[Dataset items]
--- start ---
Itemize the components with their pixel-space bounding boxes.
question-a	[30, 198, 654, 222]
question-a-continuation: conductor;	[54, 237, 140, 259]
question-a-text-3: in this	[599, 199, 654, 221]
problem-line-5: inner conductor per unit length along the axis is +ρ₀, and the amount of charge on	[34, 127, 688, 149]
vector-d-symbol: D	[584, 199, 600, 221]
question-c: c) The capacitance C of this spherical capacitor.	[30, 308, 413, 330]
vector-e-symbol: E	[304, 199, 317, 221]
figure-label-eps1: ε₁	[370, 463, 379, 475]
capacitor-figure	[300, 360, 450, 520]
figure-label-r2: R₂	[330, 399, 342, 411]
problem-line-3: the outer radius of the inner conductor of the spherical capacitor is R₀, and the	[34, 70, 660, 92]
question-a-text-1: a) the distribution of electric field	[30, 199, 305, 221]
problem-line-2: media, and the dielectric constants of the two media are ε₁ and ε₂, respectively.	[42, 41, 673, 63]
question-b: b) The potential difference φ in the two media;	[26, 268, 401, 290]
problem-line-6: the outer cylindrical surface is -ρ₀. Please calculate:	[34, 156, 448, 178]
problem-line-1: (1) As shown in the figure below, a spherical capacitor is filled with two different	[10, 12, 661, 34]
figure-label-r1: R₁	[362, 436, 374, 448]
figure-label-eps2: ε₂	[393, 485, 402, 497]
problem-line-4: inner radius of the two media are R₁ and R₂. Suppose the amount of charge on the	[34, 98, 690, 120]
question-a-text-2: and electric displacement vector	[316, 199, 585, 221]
--- end ---
» **Exercise aim**:
Please turn the part of the listing from its start through the line containing "199, 600, 221]" into a numbered list, omitting any blank lines.

» **Problem solution**:
1. Itemize the components with their pixel-space bounding boxes.
2. question-a	[30, 198, 654, 222]
3. question-a-continuation: conductor;	[54, 237, 140, 259]
4. question-a-text-3: in this	[599, 199, 654, 221]
5. problem-line-5: inner conductor per unit length along the axis is +ρ₀, and the amount of charge on	[34, 127, 688, 149]
6. vector-d-symbol: D	[584, 199, 600, 221]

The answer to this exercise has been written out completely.